• Extracted records:

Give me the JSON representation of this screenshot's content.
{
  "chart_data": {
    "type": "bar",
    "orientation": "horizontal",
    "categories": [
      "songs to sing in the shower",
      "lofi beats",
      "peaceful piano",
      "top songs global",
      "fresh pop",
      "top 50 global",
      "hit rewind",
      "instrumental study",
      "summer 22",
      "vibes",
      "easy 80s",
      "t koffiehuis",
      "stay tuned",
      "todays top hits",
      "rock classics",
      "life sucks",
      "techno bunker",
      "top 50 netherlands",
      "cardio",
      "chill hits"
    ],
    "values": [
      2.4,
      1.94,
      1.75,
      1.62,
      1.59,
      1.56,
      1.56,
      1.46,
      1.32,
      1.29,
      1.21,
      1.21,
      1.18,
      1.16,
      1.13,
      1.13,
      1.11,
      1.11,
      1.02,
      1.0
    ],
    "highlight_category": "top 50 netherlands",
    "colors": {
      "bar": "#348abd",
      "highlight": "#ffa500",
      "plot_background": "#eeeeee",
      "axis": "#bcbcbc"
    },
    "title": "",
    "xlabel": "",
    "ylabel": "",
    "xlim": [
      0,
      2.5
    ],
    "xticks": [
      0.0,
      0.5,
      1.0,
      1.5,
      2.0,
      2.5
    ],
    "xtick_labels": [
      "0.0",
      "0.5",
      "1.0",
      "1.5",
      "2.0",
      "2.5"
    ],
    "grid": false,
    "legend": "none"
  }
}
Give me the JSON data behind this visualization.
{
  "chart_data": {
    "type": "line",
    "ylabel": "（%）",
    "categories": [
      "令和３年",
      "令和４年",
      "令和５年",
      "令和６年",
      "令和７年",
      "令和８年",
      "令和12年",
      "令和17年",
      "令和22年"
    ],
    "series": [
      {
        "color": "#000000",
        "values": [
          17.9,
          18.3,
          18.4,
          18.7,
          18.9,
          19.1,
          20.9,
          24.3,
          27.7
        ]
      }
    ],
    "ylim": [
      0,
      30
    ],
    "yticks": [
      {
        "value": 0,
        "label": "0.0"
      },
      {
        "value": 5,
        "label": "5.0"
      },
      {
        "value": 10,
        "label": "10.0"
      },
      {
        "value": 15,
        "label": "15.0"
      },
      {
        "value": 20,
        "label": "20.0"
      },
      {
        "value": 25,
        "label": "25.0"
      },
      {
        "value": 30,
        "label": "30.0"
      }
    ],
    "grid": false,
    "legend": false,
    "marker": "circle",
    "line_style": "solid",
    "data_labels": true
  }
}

• AIM OF THE TASK: Output the records exactly, including every line.

• SOLUTION TO THIS EXERCISE:
Give me the JSON representation of this screenshot's content.
{
  "chart_data": {
    "type": "bar",
    "orientation": "horizontal",
    "categories": [
      "songs to sing in the shower",
      "lofi beats",
      "peaceful piano",
      "top songs global",
      "fresh pop",
      "top 50 global",
      "hit rewind",
      "instrumental study",
      "summer 22",
      "vibes",
      "easy 80s",
      "t koffiehuis",
      "stay tuned",
      "todays top hits",
      "rock classics",
      "life sucks",
      "techno bunker",
      "top 50 netherlands",
      "cardio",
      "chill hits"
    ],
    "values": [
      2.4,
      1.94,
      1.75,
      1.62,
      1.59,
      1.56,
      1.56,
      1.46,
      1.32,
      1.29,
      1.21,
      1.21,
      1.18,
      1.16,
      1.13,
      1.13,
      1.11,
      1.11,
      1.02,
      1.0
    ],
    "highlight_category": "top 50 netherlands",
    "colors": {
      "bar": "#348abd",
      "highlight": "#ffa500",
      "plot_background": "#eeeeee",
      "axis": "#bcbcbc"
    },
    "title": "",
    "xlabel": "",
    "ylabel": "",
    "xlim": [
      0,
      2.5
    ],
    "xticks": [
      0.0,
      0.5,
      1.0,
      1.5,
      2.0,
      2.5
    ],
    "xtick_labels": [
      "0.0",
      "0.5",
      "1.0",
      "1.5",
      "2.0",
      "2.5"
    ],
    "grid": false,
    "legend": "none"
  }
}
Give me the JSON data behind this visualization.
{
  "chart_data": {
    "type": "line",
    "ylabel": "（%）",
    "categories": [
      "令和３年",
      "令和４年",
      "令和５年",
      "令和６年",
      "令和７年",
      "令和８年",
      "令和12年",
      "令和17年",
      "令和22年"
    ],
    "series": [
      {
        "color": "#000000",
        "values": [
          17.9,
          18.3,
          18.4,
          18.7,
          18.9,
          19.1,
          20.9,
          24.3,
          27.7
        ]
      }
    ],
    "ylim": [
      0,
      30
    ],
    "yticks": [
      {
        "value": 0,
        "label": "0.0"
      },
      {
        "value": 5,
        "label": "5.0"
      },
      {
        "value": 10,
        "label": "10.0"
      },
      {
        "value": 15,
        "label": "15.0"
      },
      {
        "value": 20,
        "label": "20.0"
      },
      {
        "value": 25,
        "label": "25.0"
      },
      {
        "value": 30,
        "label": "30.0"
      }
    ],
    "grid": false,
    "legend": false,
    "marker": "circle",
    "line_style": "solid",
    "data_labels": true
  }
}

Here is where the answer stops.